Provided entries:
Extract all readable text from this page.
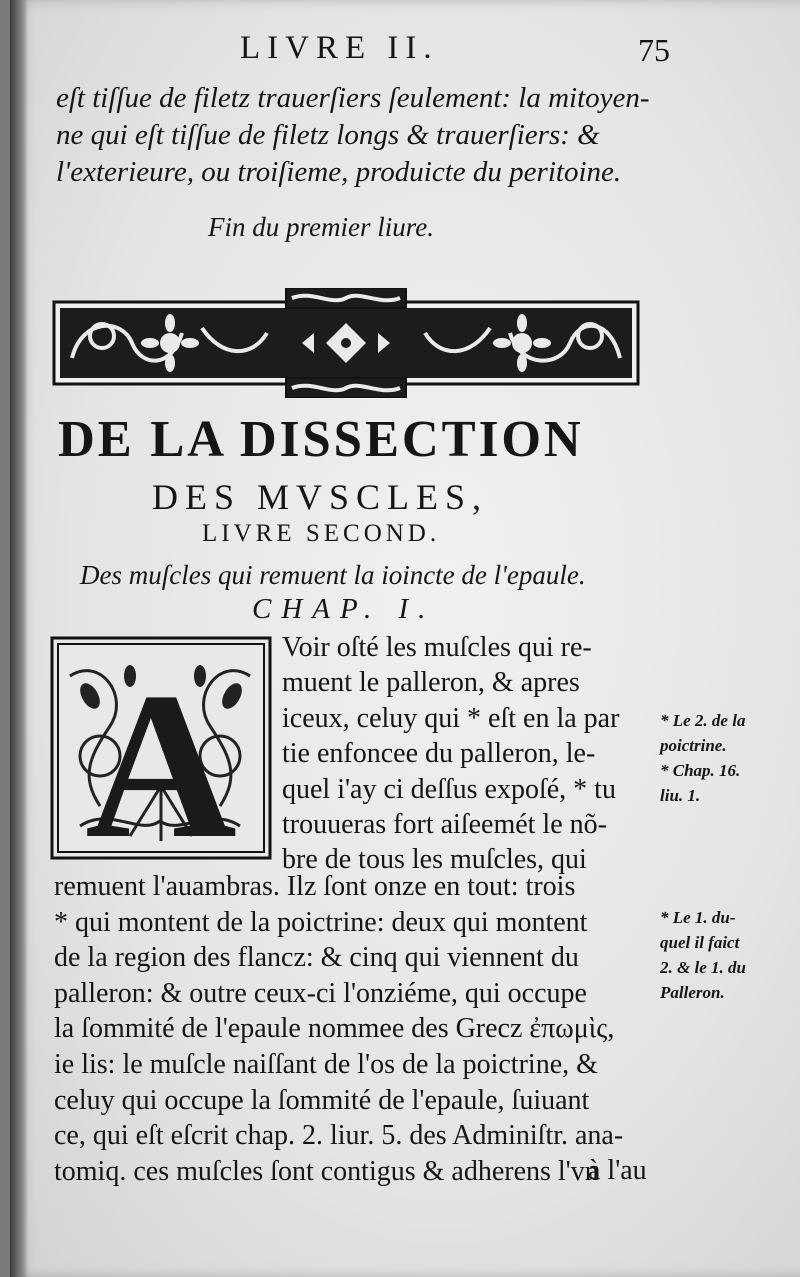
LIVRE II.	75
eſt tiſſue de filetz trauerſiers ſeulement: la mitoyen-
ne qui eſt tiſſue de filetz longs & trauerſiers: &
l'exterieure, ou troiſieme, produicte du peritoine.
Fin du premier liure.
DE LA DISSECTION
DES MVSCLES,
LIVRE SECOND.
Des muſcles qui remuent la ioincte de l'epaule.
CHAP. I.
A
Voir oſté les muſcles qui re-
muent le palleron, & apres
iceux, celuy qui * eſt en la par
tie enfoncee du palleron, le-
quel i'ay ci deſſus expoſé, * tu
trouueras fort aiſeemét le nõ-
bre de tous les muſcles, qui
remuent l'auambras. Ilz ſont onze en tout: trois
* qui montent de la poictrine: deux qui montent
de la region des flancz: & cinq qui viennent du
palleron: & outre ceux-ci l'onziéme, qui occupe
la ſommité de l'epaule nommee des Grecz ἐπωμὶς,
ie lis: le muſcle naiſſant de l'os de la poictrine, &
celuy qui occupe la ſommité de l'epaule, ſuiuant
ce, qui eſt eſcrit chap. 2. liur. 5. des Adminiſtr. ana-
tomiq. ces muſcles ſont contigus & adherens l'vn
à l'au
* Le 2. de la
poictrine.
* Chap. 16.
liu. 1.
* Le 1. du-
quel il faict
2. & le 1. du
Palleron.
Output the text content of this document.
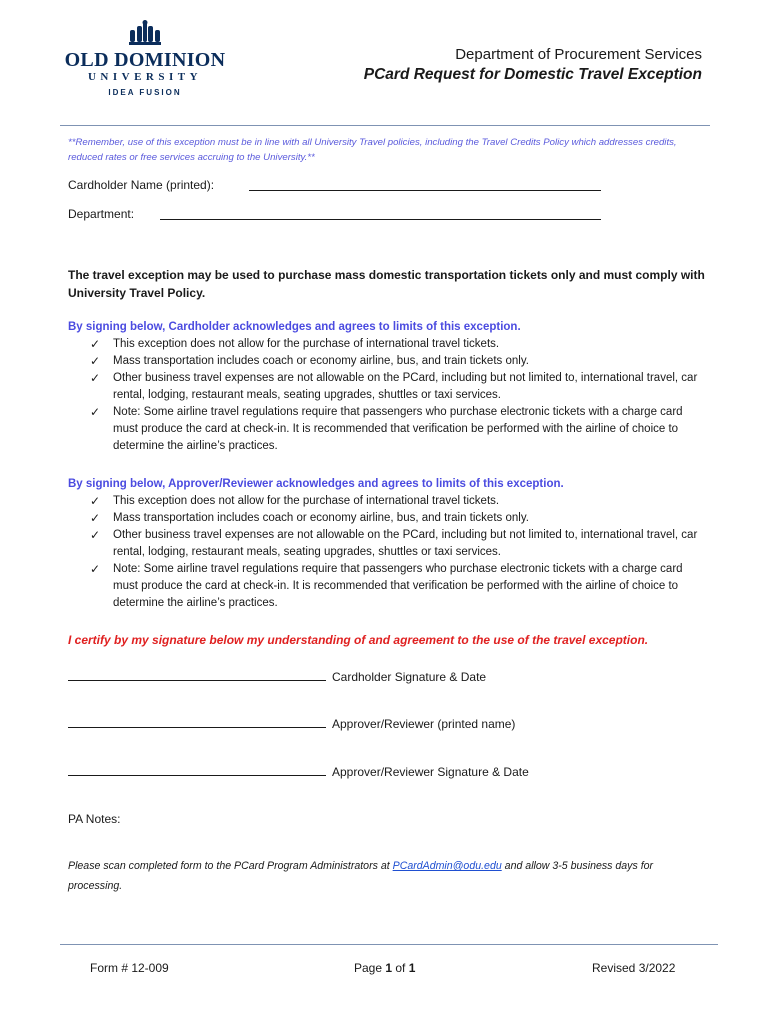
OLD DOMINION
UNIVERSITY
IDEA FUSION
Department of Procurement Services
PCard Request for Domestic Travel Exception
**Remember, use of this exception must be in line with all University Travel policies, including the Travel Credits Policy which addresses credits, reduced rates or free services accruing to the University.**
Cardholder Name (printed):
Department:
The travel exception may be used to purchase mass domestic transportation tickets only and must comply with University Travel Policy.
By signing below, Cardholder acknowledges and agrees to limits of this exception.
✓ This exception does not allow for the purchase of international travel tickets.
✓ Mass transportation includes coach or economy airline, bus, and train tickets only.
✓ Other business travel expenses are not allowable on the PCard, including but not limited to, international travel, car rental, lodging, restaurant meals, seating upgrades, shuttles or taxi services.
✓ Note: Some airline travel regulations require that passengers who purchase electronic tickets with a charge card must produce the card at check-in. It is recommended that verification be performed with the airline of choice to determine the airline’s practices.
By signing below, Approver/Reviewer acknowledges and agrees to limits of this exception.
✓ This exception does not allow for the purchase of international travel tickets.
✓ Mass transportation includes coach or economy airline, bus, and train tickets only.
✓ Other business travel expenses are not allowable on the PCard, including but not limited to, international travel, car rental, lodging, restaurant meals, seating upgrades, shuttles or taxi services.
✓ Note: Some airline travel regulations require that passengers who purchase electronic tickets with a charge card must produce the card at check-in. It is recommended that verification be performed with the airline of choice to determine the airline’s practices.
I certify by my signature below my understanding of and agreement to the use of the travel exception.
Cardholder Signature & Date
Approver/Reviewer (printed name)
Approver/Reviewer Signature & Date
PA Notes:
Please scan completed form to the PCard Program Administrators at PCardAdmin@odu.edu and allow 3-5 business days for processing.
Form # 12-009	Page 1 of 1	Revised 3/2022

Directions for this task:
For the listing above, give the number of lines in which the string "remuent" occurs, and nothing else.

Task output:
2